** START **

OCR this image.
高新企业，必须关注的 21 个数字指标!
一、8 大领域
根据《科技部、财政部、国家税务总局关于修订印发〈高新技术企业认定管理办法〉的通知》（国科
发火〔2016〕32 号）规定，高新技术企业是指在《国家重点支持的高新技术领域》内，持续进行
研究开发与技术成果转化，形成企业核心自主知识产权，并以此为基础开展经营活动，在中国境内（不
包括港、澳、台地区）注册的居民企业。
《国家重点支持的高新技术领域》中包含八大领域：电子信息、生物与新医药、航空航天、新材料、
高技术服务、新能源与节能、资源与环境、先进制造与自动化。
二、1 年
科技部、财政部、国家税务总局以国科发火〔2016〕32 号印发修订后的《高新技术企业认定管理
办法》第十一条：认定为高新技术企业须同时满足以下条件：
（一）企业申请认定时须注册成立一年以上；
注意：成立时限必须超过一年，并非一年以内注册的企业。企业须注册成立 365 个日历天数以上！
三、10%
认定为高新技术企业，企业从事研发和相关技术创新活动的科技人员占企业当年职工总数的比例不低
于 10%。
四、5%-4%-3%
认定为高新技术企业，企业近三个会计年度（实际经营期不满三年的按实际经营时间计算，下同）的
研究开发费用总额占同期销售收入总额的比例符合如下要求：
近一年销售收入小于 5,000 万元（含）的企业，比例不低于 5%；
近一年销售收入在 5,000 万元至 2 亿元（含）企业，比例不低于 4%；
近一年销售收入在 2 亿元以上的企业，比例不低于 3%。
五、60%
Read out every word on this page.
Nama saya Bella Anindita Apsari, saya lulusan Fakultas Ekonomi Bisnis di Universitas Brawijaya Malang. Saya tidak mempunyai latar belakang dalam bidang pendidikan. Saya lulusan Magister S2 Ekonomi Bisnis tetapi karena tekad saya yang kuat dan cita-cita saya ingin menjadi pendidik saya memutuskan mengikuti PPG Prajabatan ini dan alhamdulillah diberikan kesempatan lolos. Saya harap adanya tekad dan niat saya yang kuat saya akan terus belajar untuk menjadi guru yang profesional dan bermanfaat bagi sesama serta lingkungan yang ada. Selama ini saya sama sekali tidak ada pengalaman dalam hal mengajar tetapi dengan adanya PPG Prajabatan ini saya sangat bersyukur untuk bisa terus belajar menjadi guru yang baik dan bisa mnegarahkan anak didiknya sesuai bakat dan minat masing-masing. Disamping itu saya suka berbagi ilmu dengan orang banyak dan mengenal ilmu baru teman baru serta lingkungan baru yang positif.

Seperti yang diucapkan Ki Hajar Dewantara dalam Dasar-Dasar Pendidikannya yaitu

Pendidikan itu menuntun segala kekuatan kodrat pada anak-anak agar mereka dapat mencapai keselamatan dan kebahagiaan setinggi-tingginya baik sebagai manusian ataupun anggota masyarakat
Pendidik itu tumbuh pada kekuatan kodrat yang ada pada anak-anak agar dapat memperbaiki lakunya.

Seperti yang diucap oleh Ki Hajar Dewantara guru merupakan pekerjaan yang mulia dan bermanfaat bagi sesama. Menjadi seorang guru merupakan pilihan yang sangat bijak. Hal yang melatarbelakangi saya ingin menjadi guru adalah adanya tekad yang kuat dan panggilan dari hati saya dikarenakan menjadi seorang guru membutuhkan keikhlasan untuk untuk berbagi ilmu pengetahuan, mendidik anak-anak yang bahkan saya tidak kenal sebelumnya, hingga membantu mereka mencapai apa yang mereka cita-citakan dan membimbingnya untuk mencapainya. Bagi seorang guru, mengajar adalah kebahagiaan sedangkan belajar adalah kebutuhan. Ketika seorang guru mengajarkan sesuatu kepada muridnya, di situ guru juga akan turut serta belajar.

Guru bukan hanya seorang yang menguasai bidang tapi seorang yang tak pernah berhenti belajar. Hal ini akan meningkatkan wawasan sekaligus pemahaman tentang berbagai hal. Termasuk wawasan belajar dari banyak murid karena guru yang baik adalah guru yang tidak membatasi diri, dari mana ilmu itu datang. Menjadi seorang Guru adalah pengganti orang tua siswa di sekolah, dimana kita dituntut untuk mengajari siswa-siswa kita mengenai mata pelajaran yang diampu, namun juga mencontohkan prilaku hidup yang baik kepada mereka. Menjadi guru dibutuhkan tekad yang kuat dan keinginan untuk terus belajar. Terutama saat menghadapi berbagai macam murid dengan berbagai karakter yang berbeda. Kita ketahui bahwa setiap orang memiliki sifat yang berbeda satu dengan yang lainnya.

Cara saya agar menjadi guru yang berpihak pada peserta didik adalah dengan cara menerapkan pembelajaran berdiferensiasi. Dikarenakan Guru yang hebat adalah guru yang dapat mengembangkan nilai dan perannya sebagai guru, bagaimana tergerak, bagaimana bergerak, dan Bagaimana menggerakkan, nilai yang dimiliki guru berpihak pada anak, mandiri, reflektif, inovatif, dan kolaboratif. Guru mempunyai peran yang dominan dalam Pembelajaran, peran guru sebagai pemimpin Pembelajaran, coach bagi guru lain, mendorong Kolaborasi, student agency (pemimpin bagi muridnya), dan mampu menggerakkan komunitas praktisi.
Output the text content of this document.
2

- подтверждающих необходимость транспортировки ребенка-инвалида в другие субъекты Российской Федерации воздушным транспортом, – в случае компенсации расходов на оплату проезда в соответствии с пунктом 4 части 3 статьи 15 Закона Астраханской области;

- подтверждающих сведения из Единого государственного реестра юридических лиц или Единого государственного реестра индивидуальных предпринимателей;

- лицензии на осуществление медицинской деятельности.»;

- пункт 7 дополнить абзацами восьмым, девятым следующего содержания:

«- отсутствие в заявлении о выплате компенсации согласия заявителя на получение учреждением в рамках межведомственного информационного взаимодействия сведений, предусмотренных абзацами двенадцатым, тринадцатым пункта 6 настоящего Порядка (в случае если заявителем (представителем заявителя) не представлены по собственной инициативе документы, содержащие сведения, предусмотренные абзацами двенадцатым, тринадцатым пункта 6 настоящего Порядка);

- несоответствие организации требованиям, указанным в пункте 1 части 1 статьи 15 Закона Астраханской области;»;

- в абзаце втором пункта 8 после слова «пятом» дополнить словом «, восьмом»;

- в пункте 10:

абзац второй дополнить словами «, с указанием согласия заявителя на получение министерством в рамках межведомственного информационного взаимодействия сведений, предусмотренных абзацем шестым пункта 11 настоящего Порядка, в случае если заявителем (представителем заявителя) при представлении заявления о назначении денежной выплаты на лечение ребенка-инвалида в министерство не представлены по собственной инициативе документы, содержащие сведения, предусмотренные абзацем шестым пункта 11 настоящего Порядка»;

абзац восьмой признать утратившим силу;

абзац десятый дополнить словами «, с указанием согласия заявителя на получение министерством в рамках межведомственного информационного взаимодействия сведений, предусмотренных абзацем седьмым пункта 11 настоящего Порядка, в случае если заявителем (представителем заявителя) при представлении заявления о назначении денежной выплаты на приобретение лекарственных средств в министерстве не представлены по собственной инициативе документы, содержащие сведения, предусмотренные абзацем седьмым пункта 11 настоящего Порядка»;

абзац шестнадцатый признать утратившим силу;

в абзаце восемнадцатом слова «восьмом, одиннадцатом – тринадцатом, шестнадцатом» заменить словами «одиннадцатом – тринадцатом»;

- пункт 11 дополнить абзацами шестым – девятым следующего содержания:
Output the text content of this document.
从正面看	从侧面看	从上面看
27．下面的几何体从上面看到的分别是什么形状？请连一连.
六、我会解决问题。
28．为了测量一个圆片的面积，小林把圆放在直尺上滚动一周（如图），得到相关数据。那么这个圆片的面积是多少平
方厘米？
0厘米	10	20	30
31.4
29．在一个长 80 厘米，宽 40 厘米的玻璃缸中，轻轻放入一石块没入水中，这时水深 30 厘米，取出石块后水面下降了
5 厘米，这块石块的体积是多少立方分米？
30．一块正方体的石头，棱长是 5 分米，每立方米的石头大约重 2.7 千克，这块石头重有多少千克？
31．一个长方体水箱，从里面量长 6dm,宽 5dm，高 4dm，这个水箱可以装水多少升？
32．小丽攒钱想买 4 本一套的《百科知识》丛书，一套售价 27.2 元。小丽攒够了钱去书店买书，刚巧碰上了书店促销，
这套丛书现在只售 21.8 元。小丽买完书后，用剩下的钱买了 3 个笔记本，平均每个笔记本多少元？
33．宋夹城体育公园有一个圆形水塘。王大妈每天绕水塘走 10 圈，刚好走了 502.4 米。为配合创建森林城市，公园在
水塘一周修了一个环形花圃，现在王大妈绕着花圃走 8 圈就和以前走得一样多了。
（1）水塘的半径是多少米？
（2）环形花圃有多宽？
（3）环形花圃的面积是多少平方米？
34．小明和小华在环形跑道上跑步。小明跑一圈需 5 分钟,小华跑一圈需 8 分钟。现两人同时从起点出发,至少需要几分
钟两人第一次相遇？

** END **

» PROBLEM TO SOLVE:
Among the lines of the material, find those that hold the word "seorang" and copy them.

» COMPLETE OUTPUT:
Seperti yang diucap oleh Ki Hajar Dewantara guru merupakan pekerjaan yang mulia dan bermanfaat bagi sesama. Menjadi seorang guru merupakan pilihan yang sangat bijak. Hal yang melatarbelakangi saya ingin menjadi guru adalah adanya tekad yang kuat dan panggilan dari hati saya dikarenakan menjadi seorang guru membutuhkan keikhlasan untuk untuk berbagi ilmu pengetahuan, mendidik anak-anak yang bahkan saya tidak kenal sebelumnya, hingga membantu mereka mencapai apa yang mereka cita-citakan dan membimbingnya untuk mencapainya. Bagi seorang guru, mengajar adalah kebahagiaan sedangkan belajar adalah kebutuhan. Ketika seorang guru mengajarkan sesuatu kepada muridnya, di situ guru juga akan turut serta belajar.
Guru bukan hanya seorang yang menguasai bidang tapi seorang yang tak pernah berhenti belajar. Hal ini akan meningkatkan wawasan sekaligus pemahaman tentang berbagai hal. Termasuk wawasan belajar dari banyak murid karena guru yang baik adalah guru yang tidak membatasi diri, dari mana ilmu itu datang. Menjadi seorang Guru adalah pengganti orang tua siswa di sekolah, dimana kita dituntut untuk mengajari siswa-siswa kita mengenai mata pelajaran yang diampu, namun juga mencontohkan prilaku hidup yang baik kepada mereka. Menjadi guru dibutuhkan tekad yang kuat dan keinginan untuk terus belajar. Terutama saat menghadapi berbagai macam murid dengan berbagai karakter yang berbeda. Kita ketahui bahwa setiap orang memiliki sifat yang berbeda satu dengan yang lainnya.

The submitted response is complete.